* [PROBLEM STATEMENT]: Without altering anything, output the material below.

* [LISTED ENTRIES]:
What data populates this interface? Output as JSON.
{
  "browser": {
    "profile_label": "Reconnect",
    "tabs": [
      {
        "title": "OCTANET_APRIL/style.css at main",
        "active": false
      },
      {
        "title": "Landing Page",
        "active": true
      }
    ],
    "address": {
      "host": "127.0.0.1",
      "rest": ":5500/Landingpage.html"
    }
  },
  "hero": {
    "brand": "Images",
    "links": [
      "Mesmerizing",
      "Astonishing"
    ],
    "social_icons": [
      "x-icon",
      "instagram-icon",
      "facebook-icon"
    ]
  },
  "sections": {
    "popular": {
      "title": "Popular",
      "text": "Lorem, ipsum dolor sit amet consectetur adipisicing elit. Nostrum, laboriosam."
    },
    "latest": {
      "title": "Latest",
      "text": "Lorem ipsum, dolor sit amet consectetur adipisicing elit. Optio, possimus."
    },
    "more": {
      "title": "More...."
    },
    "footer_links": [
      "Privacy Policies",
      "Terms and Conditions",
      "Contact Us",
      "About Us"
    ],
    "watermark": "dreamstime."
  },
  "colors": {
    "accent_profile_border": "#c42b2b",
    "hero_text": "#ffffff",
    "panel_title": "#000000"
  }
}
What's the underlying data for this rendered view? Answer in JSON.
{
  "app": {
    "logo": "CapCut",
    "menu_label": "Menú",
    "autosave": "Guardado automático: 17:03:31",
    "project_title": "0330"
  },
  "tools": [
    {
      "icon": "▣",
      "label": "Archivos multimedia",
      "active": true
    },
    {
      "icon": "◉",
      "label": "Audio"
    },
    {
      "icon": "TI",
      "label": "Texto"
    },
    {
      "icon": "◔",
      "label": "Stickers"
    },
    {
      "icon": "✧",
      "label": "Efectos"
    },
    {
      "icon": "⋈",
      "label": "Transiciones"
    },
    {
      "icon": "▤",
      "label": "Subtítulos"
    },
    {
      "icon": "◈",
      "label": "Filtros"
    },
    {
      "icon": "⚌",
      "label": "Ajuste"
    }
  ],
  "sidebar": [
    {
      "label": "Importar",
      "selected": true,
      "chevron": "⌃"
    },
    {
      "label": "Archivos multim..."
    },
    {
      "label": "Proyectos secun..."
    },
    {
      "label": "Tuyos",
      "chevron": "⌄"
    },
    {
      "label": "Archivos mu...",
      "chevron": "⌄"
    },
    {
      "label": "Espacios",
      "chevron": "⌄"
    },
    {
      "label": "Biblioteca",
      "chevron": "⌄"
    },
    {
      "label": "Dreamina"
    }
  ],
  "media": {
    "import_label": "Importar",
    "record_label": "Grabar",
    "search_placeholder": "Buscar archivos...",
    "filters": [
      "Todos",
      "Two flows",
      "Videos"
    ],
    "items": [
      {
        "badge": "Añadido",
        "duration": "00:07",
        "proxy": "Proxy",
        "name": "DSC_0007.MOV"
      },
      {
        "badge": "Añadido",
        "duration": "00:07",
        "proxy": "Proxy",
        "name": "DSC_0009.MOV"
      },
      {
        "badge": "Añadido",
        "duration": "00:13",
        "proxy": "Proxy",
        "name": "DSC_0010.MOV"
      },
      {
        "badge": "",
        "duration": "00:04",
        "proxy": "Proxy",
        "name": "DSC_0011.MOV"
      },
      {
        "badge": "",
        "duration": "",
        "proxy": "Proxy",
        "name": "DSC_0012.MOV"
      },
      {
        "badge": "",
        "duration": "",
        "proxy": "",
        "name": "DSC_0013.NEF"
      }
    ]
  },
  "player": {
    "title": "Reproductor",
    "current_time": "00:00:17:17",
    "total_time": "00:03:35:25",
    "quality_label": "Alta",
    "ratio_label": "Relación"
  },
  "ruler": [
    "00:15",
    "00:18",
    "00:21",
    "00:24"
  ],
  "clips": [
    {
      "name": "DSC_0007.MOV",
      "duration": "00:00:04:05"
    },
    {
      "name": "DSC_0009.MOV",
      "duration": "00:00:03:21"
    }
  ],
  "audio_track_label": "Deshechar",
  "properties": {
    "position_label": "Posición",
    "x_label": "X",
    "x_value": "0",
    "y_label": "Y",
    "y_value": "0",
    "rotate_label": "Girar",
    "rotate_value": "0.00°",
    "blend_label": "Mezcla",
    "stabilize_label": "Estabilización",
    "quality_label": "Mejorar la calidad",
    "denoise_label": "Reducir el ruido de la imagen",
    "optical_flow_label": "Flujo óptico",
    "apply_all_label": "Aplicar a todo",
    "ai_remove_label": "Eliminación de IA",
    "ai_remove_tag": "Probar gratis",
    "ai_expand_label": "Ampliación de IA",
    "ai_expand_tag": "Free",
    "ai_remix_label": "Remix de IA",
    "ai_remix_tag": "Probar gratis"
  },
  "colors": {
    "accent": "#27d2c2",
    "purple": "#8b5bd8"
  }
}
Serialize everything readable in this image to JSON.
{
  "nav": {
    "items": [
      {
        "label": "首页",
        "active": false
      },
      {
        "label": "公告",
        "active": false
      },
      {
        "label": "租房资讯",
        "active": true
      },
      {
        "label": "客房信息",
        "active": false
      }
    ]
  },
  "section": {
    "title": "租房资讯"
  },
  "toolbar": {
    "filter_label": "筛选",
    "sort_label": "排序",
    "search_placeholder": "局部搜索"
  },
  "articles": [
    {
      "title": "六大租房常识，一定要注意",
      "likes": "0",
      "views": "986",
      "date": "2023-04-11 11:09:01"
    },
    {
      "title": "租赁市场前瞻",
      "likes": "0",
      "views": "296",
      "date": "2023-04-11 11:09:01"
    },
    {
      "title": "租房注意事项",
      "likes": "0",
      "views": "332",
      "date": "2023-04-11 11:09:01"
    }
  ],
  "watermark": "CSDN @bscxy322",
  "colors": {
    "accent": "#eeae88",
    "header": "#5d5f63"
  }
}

* [WORKED ANSWER]:
What data populates this interface? Output as JSON.
{
  "browser": {
    "profile_label": "Reconnect",
    "tabs": [
      {
        "title": "OCTANET_APRIL/style.css at main",
        "active": false
      },
      {
        "title": "Landing Page",
        "active": true
      }
    ],
    "address": {
      "host": "127.0.0.1",
      "rest": ":5500/Landingpage.html"
    }
  },
  "hero": {
    "brand": "Images",
    "links": [
      "Mesmerizing",
      "Astonishing"
    ],
    "social_icons": [
      "x-icon",
      "instagram-icon",
      "facebook-icon"
    ]
  },
  "sections": {
    "popular": {
      "title": "Popular",
      "text": "Lorem, ipsum dolor sit amet consectetur adipisicing elit. Nostrum, laboriosam."
    },
    "latest": {
      "title": "Latest",
      "text": "Lorem ipsum, dolor sit amet consectetur adipisicing elit. Optio, possimus."
    },
    "more": {
      "title": "More...."
    },
    "footer_links": [
      "Privacy Policies",
      "Terms and Conditions",
      "Contact Us",
      "About Us"
    ],
    "watermark": "dreamstime."
  },
  "colors": {
    "accent_profile_border": "#c42b2b",
    "hero_text": "#ffffff",
    "panel_title": "#000000"
  }
}
What's the underlying data for this rendered view? Answer in JSON.
{
  "app": {
    "logo": "CapCut",
    "menu_label": "Menú",
    "autosave": "Guardado automático: 17:03:31",
    "project_title": "0330"
  },
  "tools": [
    {
      "icon": "▣",
      "label": "Archivos multimedia",
      "active": true
    },
    {
      "icon": "◉",
      "label": "Audio"
    },
    {
      "icon": "TI",
      "label": "Texto"
    },
    {
      "icon": "◔",
      "label": "Stickers"
    },
    {
      "icon": "✧",
      "label": "Efectos"
    },
    {
      "icon": "⋈",
      "label": "Transiciones"
    },
    {
      "icon": "▤",
      "label": "Subtítulos"
    },
    {
      "icon": "◈",
      "label": "Filtros"
    },
    {
      "icon": "⚌",
      "label": "Ajuste"
    }
  ],
  "sidebar": [
    {
      "label": "Importar",
      "selected": true,
      "chevron": "⌃"
    },
    {
      "label": "Archivos multim..."
    },
    {
      "label": "Proyectos secun..."
    },
    {
      "label": "Tuyos",
      "chevron": "⌄"
    },
    {
      "label": "Archivos mu...",
      "chevron": "⌄"
    },
    {
      "label": "Espacios",
      "chevron": "⌄"
    },
    {
      "label": "Biblioteca",
      "chevron": "⌄"
    },
    {
      "label": "Dreamina"
    }
  ],
  "media": {
    "import_label": "Importar",
    "record_label": "Grabar",
    "search_placeholder": "Buscar archivos...",
    "filters": [
      "Todos",
      "Two flows",
      "Videos"
    ],
    "items": [
      {
        "badge": "Añadido",
        "duration": "00:07",
        "proxy": "Proxy",
        "name": "DSC_0007.MOV"
      },
      {
        "badge": "Añadido",
        "duration": "00:07",
        "proxy": "Proxy",
        "name": "DSC_0009.MOV"
      },
      {
        "badge": "Añadido",
        "duration": "00:13",
        "proxy": "Proxy",
        "name": "DSC_0010.MOV"
      },
      {
        "badge": "",
        "duration": "00:04",
        "proxy": "Proxy",
        "name": "DSC_0011.MOV"
      },
      {
        "badge": "",
        "duration": "",
        "proxy": "Proxy",
        "name": "DSC_0012.MOV"
      },
      {
        "badge": "",
        "duration": "",
        "proxy": "",
        "name": "DSC_0013.NEF"
      }
    ]
  },
  "player": {
    "title": "Reproductor",
    "current_time": "00:00:17:17",
    "total_time": "00:03:35:25",
    "quality_label": "Alta",
    "ratio_label": "Relación"
  },
  "ruler": [
    "00:15",
    "00:18",
    "00:21",
    "00:24"
  ],
  "clips": [
    {
      "name": "DSC_0007.MOV",
      "duration": "00:00:04:05"
    },
    {
      "name": "DSC_0009.MOV",
      "duration": "00:00:03:21"
    }
  ],
  "audio_track_label": "Deshechar",
  "properties": {
    "position_label": "Posición",
    "x_label": "X",
    "x_value": "0",
    "y_label": "Y",
    "y_value": "0",
    "rotate_label": "Girar",
    "rotate_value": "0.00°",
    "blend_label": "Mezcla",
    "stabilize_label": "Estabilización",
    "quality_label": "Mejorar la calidad",
    "denoise_label": "Reducir el ruido de la imagen",
    "optical_flow_label": "Flujo óptico",
    "apply_all_label": "Aplicar a todo",
    "ai_remove_label": "Eliminación de IA",
    "ai_remove_tag": "Probar gratis",
    "ai_expand_label": "Ampliación de IA",
    "ai_expand_tag": "Free",
    "ai_remix_label": "Remix de IA",
    "ai_remix_tag": "Probar gratis"
  },
  "colors": {
    "accent": "#27d2c2",
    "purple": "#8b5bd8"
  }
}
Serialize everything readable in this image to JSON.
{
  "nav": {
    "items": [
      {
        "label": "首页",
        "active": false
      },
      {
        "label": "公告",
        "active": false
      },
      {
        "label": "租房资讯",
        "active": true
      },
      {
        "label": "客房信息",
        "active": false
      }
    ]
  },
  "section": {
    "title": "租房资讯"
  },
  "toolbar": {
    "filter_label": "筛选",
    "sort_label": "排序",
    "search_placeholder": "局部搜索"
  },
  "articles": [
    {
      "title": "六大租房常识，一定要注意",
      "likes": "0",
      "views": "986",
      "date": "2023-04-11 11:09:01"
    },
    {
      "title": "租赁市场前瞻",
      "likes": "0",
      "views": "296",
      "date": "2023-04-11 11:09:01"
    },
    {
      "title": "租房注意事项",
      "likes": "0",
      "views": "332",
      "date": "2023-04-11 11:09:01"
    }
  ],
  "watermark": "CSDN @bscxy322",
  "colors": {
    "accent": "#eeae88",
    "header": "#5d5f63"
  }
}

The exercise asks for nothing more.